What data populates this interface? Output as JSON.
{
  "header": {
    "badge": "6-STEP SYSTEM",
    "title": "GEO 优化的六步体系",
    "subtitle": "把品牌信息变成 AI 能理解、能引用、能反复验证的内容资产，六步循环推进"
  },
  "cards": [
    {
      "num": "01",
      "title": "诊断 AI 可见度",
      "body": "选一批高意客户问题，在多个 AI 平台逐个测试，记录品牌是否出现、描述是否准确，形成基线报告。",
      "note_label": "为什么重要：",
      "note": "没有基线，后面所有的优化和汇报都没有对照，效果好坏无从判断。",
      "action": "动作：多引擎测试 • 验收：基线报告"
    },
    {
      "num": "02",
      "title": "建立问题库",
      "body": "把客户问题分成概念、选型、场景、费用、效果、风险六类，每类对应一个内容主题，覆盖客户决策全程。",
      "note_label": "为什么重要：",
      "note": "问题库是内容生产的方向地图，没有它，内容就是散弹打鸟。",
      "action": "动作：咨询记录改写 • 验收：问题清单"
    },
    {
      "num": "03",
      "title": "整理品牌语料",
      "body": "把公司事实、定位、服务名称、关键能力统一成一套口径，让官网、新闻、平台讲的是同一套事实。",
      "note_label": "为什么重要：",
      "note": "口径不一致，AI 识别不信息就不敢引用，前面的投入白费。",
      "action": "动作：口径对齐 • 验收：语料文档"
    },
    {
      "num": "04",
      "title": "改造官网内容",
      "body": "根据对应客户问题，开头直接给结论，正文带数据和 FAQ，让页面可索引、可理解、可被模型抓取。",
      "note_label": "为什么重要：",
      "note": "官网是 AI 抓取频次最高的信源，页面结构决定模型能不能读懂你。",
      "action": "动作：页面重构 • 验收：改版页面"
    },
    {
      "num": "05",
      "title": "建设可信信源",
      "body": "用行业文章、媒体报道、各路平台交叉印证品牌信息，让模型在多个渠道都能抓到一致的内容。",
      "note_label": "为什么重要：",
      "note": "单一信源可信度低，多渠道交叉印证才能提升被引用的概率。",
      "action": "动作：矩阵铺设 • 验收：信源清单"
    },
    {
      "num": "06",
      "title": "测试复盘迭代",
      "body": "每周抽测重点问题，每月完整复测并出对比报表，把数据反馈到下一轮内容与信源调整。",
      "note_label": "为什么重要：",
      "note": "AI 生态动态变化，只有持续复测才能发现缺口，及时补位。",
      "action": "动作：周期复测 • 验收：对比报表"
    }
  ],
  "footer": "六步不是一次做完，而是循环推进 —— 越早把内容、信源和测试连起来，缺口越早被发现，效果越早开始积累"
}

☆ ☆ ☆ ☆ ☆ ☆ ☆

Directive:
Nothing in the data may differ; print all of it exactly as written.

Solution:
What data populates this interface? Output as JSON.
{
  "header": {
    "badge": "6-STEP SYSTEM",
    "title": "GEO 优化的六步体系",
    "subtitle": "把品牌信息变成 AI 能理解、能引用、能反复验证的内容资产，六步循环推进"
  },
  "cards": [
    {
      "num": "01",
      "title": "诊断 AI 可见度",
      "body": "选一批高意客户问题，在多个 AI 平台逐个测试，记录品牌是否出现、描述是否准确，形成基线报告。",
      "note_label": "为什么重要：",
      "note": "没有基线，后面所有的优化和汇报都没有对照，效果好坏无从判断。",
      "action": "动作：多引擎测试 • 验收：基线报告"
    },
    {
      "num": "02",
      "title": "建立问题库",
      "body": "把客户问题分成概念、选型、场景、费用、效果、风险六类，每类对应一个内容主题，覆盖客户决策全程。",
      "note_label": "为什么重要：",
      "note": "问题库是内容生产的方向地图，没有它，内容就是散弹打鸟。",
      "action": "动作：咨询记录改写 • 验收：问题清单"
    },
    {
      "num": "03",
      "title": "整理品牌语料",
      "body": "把公司事实、定位、服务名称、关键能力统一成一套口径，让官网、新闻、平台讲的是同一套事实。",
      "note_label": "为什么重要：",
      "note": "口径不一致，AI 识别不信息就不敢引用，前面的投入白费。",
      "action": "动作：口径对齐 • 验收：语料文档"
    },
    {
      "num": "04",
      "title": "改造官网内容",
      "body": "根据对应客户问题，开头直接给结论，正文带数据和 FAQ，让页面可索引、可理解、可被模型抓取。",
      "note_label": "为什么重要：",
      "note": "官网是 AI 抓取频次最高的信源，页面结构决定模型能不能读懂你。",
      "action": "动作：页面重构 • 验收：改版页面"
    },
    {
      "num": "05",
      "title": "建设可信信源",
      "body": "用行业文章、媒体报道、各路平台交叉印证品牌信息，让模型在多个渠道都能抓到一致的内容。",
      "note_label": "为什么重要：",
      "note": "单一信源可信度低，多渠道交叉印证才能提升被引用的概率。",
      "action": "动作：矩阵铺设 • 验收：信源清单"
    },
    {
      "num": "06",
      "title": "测试复盘迭代",
      "body": "每周抽测重点问题，每月完整复测并出对比报表，把数据反馈到下一轮内容与信源调整。",
      "note_label": "为什么重要：",
      "note": "AI 生态动态变化，只有持续复测才能发现缺口，及时补位。",
      "action": "动作：周期复测 • 验收：对比报表"
    }
  ],
  "footer": "六步不是一次做完，而是循环推进 —— 越早把内容、信源和测试连起来，缺口越早被发现，效果越早开始积累"
}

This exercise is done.